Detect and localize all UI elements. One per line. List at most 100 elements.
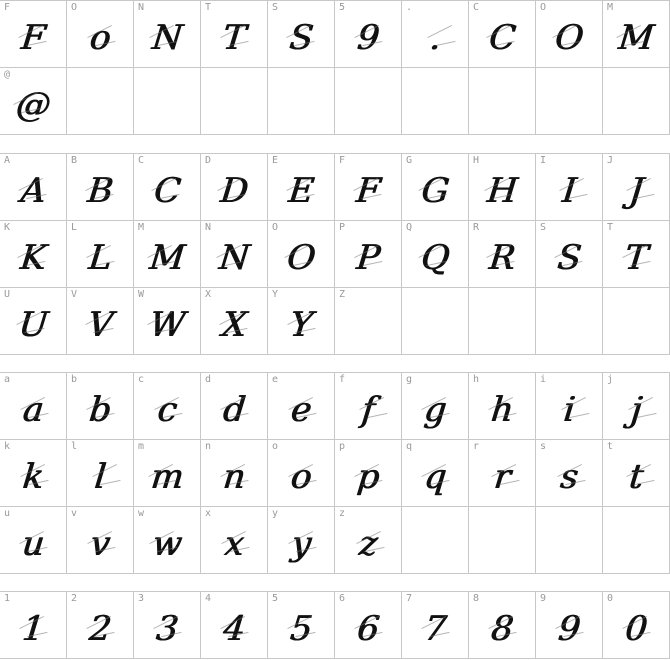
glyph-cell: TT	[603, 221, 670, 288]
glyph-sample: T	[600, 229, 670, 287]
glyph-character: z	[356, 524, 380, 564]
glyph-cell: jj	[603, 373, 670, 440]
glyph-character: j	[628, 390, 644, 430]
glyph-character: R	[487, 238, 517, 278]
glyph-sample: F	[0, 9, 69, 67]
glyph-sample: C	[131, 162, 203, 220]
glyph-sample: H	[466, 162, 538, 220]
glyph-character: l	[92, 457, 108, 497]
glyph-cell: qq	[402, 440, 469, 507]
glyph-sample: x	[198, 515, 270, 573]
glyph-sample: A	[0, 162, 69, 220]
section-sample-text: F F Oo N N T T S S 5 9.. C C O O M M @ @	[0, 0, 670, 135]
glyph-cell: KK	[0, 221, 67, 288]
glyph-cell: ..	[402, 1, 469, 68]
glyph-cell: 11	[0, 592, 67, 659]
glyph-sample: 6	[332, 600, 404, 658]
section-lowercase: aabbccddeeffgghhiijj kkllmmnnooppqqrrsstt…	[0, 372, 670, 574]
glyph-sample: C	[466, 9, 538, 67]
glyph-character: T	[622, 238, 650, 278]
glyph-sample: D	[198, 162, 270, 220]
glyph-character: F	[19, 18, 47, 58]
glyph-cell: bb	[67, 373, 134, 440]
glyph-sample: k	[0, 448, 69, 506]
glyph-character: G	[419, 171, 451, 211]
glyph-cell: CC	[469, 1, 536, 68]
glyph-character: V	[85, 305, 115, 345]
glyph-character: Q	[418, 238, 452, 278]
glyph-character: S	[287, 18, 315, 58]
glyph-character: B	[85, 171, 115, 211]
glyph-cell: 99	[536, 592, 603, 659]
glyph-character: 9	[556, 609, 582, 649]
glyph-sample: h	[466, 381, 538, 439]
glyph-sample: e	[265, 381, 337, 439]
glyph-character: m	[148, 457, 186, 497]
glyph-cell: kk	[0, 440, 67, 507]
glyph-cell	[268, 68, 335, 135]
glyph-sample: o	[265, 448, 337, 506]
glyph-character: y	[289, 524, 313, 564]
glyph-sample: I	[533, 162, 605, 220]
glyph-sample: J	[600, 162, 670, 220]
glyph-sample: n	[198, 448, 270, 506]
glyph-cell	[603, 68, 670, 135]
glyph-sample: X	[198, 296, 270, 354]
glyph-cell: 55	[268, 592, 335, 659]
glyph-sample	[466, 515, 538, 573]
glyph-sample: 4	[198, 600, 270, 658]
glyph-character: J	[627, 171, 645, 211]
glyph-sample: 0	[600, 600, 670, 658]
glyph-cell: YY	[268, 288, 335, 355]
glyph-sample	[533, 515, 605, 573]
glyph-cell: dd	[201, 373, 268, 440]
glyph-sample: W	[131, 296, 203, 354]
glyph-cell: zz	[335, 507, 402, 574]
glyph-cell: AA	[0, 154, 67, 221]
glyph-cell: NN	[201, 221, 268, 288]
glyph-sample: E	[265, 162, 337, 220]
glyph-cell	[469, 507, 536, 574]
glyph-sample: Q	[399, 229, 471, 287]
glyph-cell: XX	[201, 288, 268, 355]
glyph-sample	[533, 296, 605, 354]
glyph-character: 1	[20, 609, 46, 649]
glyph-cell: HH	[469, 154, 536, 221]
glyph-sample: b	[64, 381, 136, 439]
glyph-character: D	[218, 171, 250, 211]
glyph-character: 4	[221, 609, 247, 649]
glyph-sample: c	[131, 381, 203, 439]
glyph-character: L	[86, 238, 114, 278]
glyph-sample: K	[0, 229, 69, 287]
glyph-character: h	[488, 390, 516, 430]
glyph-cell	[469, 288, 536, 355]
glyph-sample: V	[64, 296, 136, 354]
glyph-sample: d	[198, 381, 270, 439]
glyph-cell: EE	[268, 154, 335, 221]
glyph-cell: pp	[335, 440, 402, 507]
glyph-cell	[536, 68, 603, 135]
glyph-cell: 88	[469, 592, 536, 659]
glyph-cell: gg	[402, 373, 469, 440]
glyph-character: N	[150, 18, 184, 58]
glyph-character: k	[20, 457, 46, 497]
glyph-cell: 22	[67, 592, 134, 659]
glyph-character: s	[558, 457, 580, 497]
glyph-sample: 9	[533, 600, 605, 658]
glyph-cell: @ @	[0, 68, 67, 135]
glyph-character: A	[18, 171, 48, 211]
glyph-sample	[332, 76, 404, 134]
glyph-cell: SS	[536, 221, 603, 288]
glyph-cell: RR	[469, 221, 536, 288]
glyph-cell	[67, 68, 134, 135]
glyph-sample	[198, 76, 270, 134]
glyph-character: M	[147, 238, 187, 278]
glyph-cell: uu	[0, 507, 67, 574]
glyph-cell: 77	[402, 592, 469, 659]
glyph-sample: v	[64, 515, 136, 573]
glyph-sample: M	[600, 9, 670, 67]
glyph-character: 3	[154, 609, 180, 649]
glyph-cell: aa	[0, 373, 67, 440]
glyph-cell: 66	[335, 592, 402, 659]
glyph-cell: JJ	[603, 154, 670, 221]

TASK DIRECTIONS: Reproduce verbatim the items from the line with "221, 670, 288]" to the line with "440, 469, 507]", both included.

REPLY:
glyph-cell: TT	[603, 221, 670, 288]
glyph-sample: T	[600, 229, 670, 287]
glyph-character: z	[356, 524, 380, 564]
glyph-cell: jj	[603, 373, 670, 440]
glyph-character: j	[628, 390, 644, 430]
glyph-character: R	[487, 238, 517, 278]
glyph-sample: F	[0, 9, 69, 67]
glyph-sample: C	[131, 162, 203, 220]
glyph-sample: H	[466, 162, 538, 220]
glyph-character: l	[92, 457, 108, 497]
glyph-cell: qq	[402, 440, 469, 507]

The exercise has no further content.